---- THE DATA
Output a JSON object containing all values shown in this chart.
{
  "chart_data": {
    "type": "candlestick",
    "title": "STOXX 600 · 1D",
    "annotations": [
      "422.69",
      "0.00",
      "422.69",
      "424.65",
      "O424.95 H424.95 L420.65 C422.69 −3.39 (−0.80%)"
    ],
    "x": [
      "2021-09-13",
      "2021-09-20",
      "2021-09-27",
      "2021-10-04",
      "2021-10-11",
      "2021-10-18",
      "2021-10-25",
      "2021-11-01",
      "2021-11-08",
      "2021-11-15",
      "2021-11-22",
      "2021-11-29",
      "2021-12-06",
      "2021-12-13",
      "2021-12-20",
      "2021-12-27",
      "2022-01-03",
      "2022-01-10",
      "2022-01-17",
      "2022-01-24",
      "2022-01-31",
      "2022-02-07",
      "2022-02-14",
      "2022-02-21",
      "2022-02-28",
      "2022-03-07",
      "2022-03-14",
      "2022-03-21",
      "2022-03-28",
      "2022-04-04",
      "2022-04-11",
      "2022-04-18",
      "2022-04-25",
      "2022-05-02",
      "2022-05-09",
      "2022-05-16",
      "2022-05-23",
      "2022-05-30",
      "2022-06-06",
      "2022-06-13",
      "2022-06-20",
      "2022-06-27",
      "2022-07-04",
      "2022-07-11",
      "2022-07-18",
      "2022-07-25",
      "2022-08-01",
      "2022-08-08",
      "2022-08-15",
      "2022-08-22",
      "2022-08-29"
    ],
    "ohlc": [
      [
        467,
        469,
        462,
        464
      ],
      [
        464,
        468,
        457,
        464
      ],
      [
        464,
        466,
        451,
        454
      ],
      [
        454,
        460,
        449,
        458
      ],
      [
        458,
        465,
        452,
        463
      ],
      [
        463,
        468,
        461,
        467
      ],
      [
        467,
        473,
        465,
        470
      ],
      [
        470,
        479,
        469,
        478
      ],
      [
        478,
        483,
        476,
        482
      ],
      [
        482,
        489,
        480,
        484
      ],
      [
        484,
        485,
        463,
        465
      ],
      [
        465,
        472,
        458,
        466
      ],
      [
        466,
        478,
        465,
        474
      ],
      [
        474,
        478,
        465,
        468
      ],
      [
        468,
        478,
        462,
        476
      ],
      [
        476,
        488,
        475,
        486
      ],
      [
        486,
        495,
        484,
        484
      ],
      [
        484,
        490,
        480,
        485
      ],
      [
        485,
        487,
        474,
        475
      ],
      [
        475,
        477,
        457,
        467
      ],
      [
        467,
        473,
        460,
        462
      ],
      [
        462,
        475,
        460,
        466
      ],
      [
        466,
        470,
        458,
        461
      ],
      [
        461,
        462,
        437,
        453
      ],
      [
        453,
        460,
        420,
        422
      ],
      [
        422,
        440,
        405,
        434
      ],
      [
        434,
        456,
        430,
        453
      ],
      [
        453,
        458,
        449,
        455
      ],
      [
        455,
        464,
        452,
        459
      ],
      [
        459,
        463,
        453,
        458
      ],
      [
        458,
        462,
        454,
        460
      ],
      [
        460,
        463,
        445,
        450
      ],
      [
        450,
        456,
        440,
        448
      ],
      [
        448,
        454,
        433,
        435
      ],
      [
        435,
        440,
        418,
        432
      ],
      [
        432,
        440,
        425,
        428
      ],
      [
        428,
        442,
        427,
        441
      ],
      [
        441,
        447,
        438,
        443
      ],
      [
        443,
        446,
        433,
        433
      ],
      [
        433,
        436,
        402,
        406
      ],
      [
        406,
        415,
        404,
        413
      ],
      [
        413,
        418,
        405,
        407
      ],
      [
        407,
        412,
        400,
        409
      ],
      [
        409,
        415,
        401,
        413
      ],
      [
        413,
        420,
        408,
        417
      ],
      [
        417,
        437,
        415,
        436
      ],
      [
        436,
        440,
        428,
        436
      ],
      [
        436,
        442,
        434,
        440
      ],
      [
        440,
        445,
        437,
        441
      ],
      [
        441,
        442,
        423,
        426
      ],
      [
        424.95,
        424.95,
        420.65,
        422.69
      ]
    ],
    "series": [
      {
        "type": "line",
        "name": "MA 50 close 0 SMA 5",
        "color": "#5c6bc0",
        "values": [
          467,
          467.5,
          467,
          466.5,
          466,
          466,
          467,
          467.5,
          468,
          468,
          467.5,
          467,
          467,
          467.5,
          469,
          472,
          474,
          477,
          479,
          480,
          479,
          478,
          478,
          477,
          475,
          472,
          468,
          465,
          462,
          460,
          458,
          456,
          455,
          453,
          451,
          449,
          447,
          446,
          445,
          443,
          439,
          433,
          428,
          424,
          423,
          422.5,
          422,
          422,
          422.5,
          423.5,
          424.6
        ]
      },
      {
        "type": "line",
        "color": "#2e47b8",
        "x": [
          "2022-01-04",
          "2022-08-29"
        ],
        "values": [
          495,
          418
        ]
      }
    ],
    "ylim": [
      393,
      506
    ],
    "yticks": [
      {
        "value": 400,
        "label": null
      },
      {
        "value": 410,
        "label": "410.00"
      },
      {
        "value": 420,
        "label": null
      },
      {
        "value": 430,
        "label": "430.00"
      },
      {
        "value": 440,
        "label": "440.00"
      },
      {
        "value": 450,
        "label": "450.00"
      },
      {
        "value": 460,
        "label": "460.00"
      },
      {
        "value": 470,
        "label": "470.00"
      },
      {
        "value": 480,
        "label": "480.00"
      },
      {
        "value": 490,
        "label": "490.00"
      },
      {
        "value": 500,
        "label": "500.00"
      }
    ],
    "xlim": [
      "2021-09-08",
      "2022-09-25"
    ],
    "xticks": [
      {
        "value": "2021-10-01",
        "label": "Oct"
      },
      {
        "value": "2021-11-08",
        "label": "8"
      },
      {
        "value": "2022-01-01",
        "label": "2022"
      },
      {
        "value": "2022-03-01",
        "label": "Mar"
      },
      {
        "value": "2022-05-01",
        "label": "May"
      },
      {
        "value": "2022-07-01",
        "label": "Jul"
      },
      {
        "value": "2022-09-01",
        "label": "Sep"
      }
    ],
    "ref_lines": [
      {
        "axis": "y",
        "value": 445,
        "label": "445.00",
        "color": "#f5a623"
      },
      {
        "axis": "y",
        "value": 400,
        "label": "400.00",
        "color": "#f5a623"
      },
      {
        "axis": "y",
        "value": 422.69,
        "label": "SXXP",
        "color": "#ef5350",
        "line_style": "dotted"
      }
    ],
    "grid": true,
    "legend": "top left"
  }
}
--------
• _STATED TASK_: Provide an exact reproduction of all the entries shown above.

• _TASK RESULT_:
Output a JSON object containing all values shown in this chart.
{
  "chart_data": {
    "type": "candlestick",
    "title": "STOXX 600 · 1D",
    "annotations": [
      "422.69",
      "0.00",
      "422.69",
      "424.65",
      "O424.95 H424.95 L420.65 C422.69 −3.39 (−0.80%)"
    ],
    "x": [
      "2021-09-13",
      "2021-09-20",
      "2021-09-27",
      "2021-10-04",
      "2021-10-11",
      "2021-10-18",
      "2021-10-25",
      "2021-11-01",
      "2021-11-08",
      "2021-11-15",
      "2021-11-22",
      "2021-11-29",
      "2021-12-06",
      "2021-12-13",
      "2021-12-20",
      "2021-12-27",
      "2022-01-03",
      "2022-01-10",
      "2022-01-17",
      "2022-01-24",
      "2022-01-31",
      "2022-02-07",
      "2022-02-14",
      "2022-02-21",
      "2022-02-28",
      "2022-03-07",
      "2022-03-14",
      "2022-03-21",
      "2022-03-28",
      "2022-04-04",
      "2022-04-11",
      "2022-04-18",
      "2022-04-25",
      "2022-05-02",
      "2022-05-09",
      "2022-05-16",
      "2022-05-23",
      "2022-05-30",
      "2022-06-06",
      "2022-06-13",
      "2022-06-20",
      "2022-06-27",
      "2022-07-04",
      "2022-07-11",
      "2022-07-18",
      "2022-07-25",
      "2022-08-01",
      "2022-08-08",
      "2022-08-15",
      "2022-08-22",
      "2022-08-29"
    ],
    "ohlc": [
      [
        467,
        469,
        462,
        464
      ],
      [
        464,
        468,
        457,
        464
      ],
      [
        464,
        466,
        451,
        454
      ],
      [
        454,
        460,
        449,
        458
      ],
      [
        458,
        465,
        452,
        463
      ],
      [
        463,
        468,
        461,
        467
      ],
      [
        467,
        473,
        465,
        470
      ],
      [
        470,
        479,
        469,
        478
      ],
      [
        478,
        483,
        476,
        482
      ],
      [
        482,
        489,
        480,
        484
      ],
      [
        484,
        485,
        463,
        465
      ],
      [
        465,
        472,
        458,
        466
      ],
      [
        466,
        478,
        465,
        474
      ],
      [
        474,
        478,
        465,
        468
      ],
      [
        468,
        478,
        462,
        476
      ],
      [
        476,
        488,
        475,
        486
      ],
      [
        486,
        495,
        484,
        484
      ],
      [
        484,
        490,
        480,
        485
      ],
      [
        485,
        487,
        474,
        475
      ],
      [
        475,
        477,
        457,
        467
      ],
      [
        467,
        473,
        460,
        462
      ],
      [
        462,
        475,
        460,
        466
      ],
      [
        466,
        470,
        458,
        461
      ],
      [
        461,
        462,
        437,
        453
      ],
      [
        453,
        460,
        420,
        422
      ],
      [
        422,
        440,
        405,
        434
      ],
      [
        434,
        456,
        430,
        453
      ],
      [
        453,
        458,
        449,
        455
      ],
      [
        455,
        464,
        452,
        459
      ],
      [
        459,
        463,
        453,
        458
      ],
      [
        458,
        462,
        454,
        460
      ],
      [
        460,
        463,
        445,
        450
      ],
      [
        450,
        456,
        440,
        448
      ],
      [
        448,
        454,
        433,
        435
      ],
      [
        435,
        440,
        418,
        432
      ],
      [
        432,
        440,
        425,
        428
      ],
      [
        428,
        442,
        427,
        441
      ],
      [
        441,
        447,
        438,
        443
      ],
      [
        443,
        446,
        433,
        433
      ],
      [
        433,
        436,
        402,
        406
      ],
      [
        406,
        415,
        404,
        413
      ],
      [
        413,
        418,
        405,
        407
      ],
      [
        407,
        412,
        400,
        409
      ],
      [
        409,
        415,
        401,
        413
      ],
      [
        413,
        420,
        408,
        417
      ],
      [
        417,
        437,
        415,
        436
      ],
      [
        436,
        440,
        428,
        436
      ],
      [
        436,
        442,
        434,
        440
      ],
      [
        440,
        445,
        437,
        441
      ],
      [
        441,
        442,
        423,
        426
      ],
      [
        424.95,
        424.95,
        420.65,
        422.69
      ]
    ],
    "series": [
      {
        "type": "line",
        "name": "MA 50 close 0 SMA 5",
        "color": "#5c6bc0",
        "values": [
          467,
          467.5,
          467,
          466.5,
          466,
          466,
          467,
          467.5,
          468,
          468,
          467.5,
          467,
          467,
          467.5,
          469,
          472,
          474,
          477,
          479,
          480,
          479,
          478,
          478,
          477,
          475,
          472,
          468,
          465,
          462,
          460,
          458,
          456,
          455,
          453,
          451,
          449,
          447,
          446,
          445,
          443,
          439,
          433,
          428,
          424,
          423,
          422.5,
          422,
          422,
          422.5,
          423.5,
          424.6
        ]
      },
      {
        "type": "line",
        "color": "#2e47b8",
        "x": [
          "2022-01-04",
          "2022-08-29"
        ],
        "values": [
          495,
          418
        ]
      }
    ],
    "ylim": [
      393,
      506
    ],
    "yticks": [
      {
        "value": 400,
        "label": null
      },
      {
        "value": 410,
        "label": "410.00"
      },
      {
        "value": 420,
        "label": null
      },
      {
        "value": 430,
        "label": "430.00"
      },
      {
        "value": 440,
        "label": "440.00"
      },
      {
        "value": 450,
        "label": "450.00"
      },
      {
        "value": 460,
        "label": "460.00"
      },
      {
        "value": 470,
        "label": "470.00"
      },
      {
        "value": 480,
        "label": "480.00"
      },
      {
        "value": 490,
        "label": "490.00"
      },
      {
        "value": 500,
        "label": "500.00"
      }
    ],
    "xlim": [
      "2021-09-08",
      "2022-09-25"
    ],
    "xticks": [
      {
        "value": "2021-10-01",
        "label": "Oct"
      },
      {
        "value": "2021-11-08",
        "label": "8"
      },
      {
        "value": "2022-01-01",
        "label": "2022"
      },
      {
        "value": "2022-03-01",
        "label": "Mar"
      },
      {
        "value": "2022-05-01",
        "label": "May"
      },
      {
        "value": "2022-07-01",
        "label": "Jul"
      },
      {
        "value": "2022-09-01",
        "label": "Sep"
      }
    ],
    "ref_lines": [
      {
        "axis": "y",
        "value": 445,
        "label": "445.00",
        "color": "#f5a623"
      },
      {
        "axis": "y",
        "value": 400,
        "label": "400.00",
        "color": "#f5a623"
      },
      {
        "axis": "y",
        "value": 422.69,
        "label": "SXXP",
        "color": "#ef5350",
        "line_style": "dotted"
      }
    ],
    "grid": true,
    "legend": "top left"
  }
}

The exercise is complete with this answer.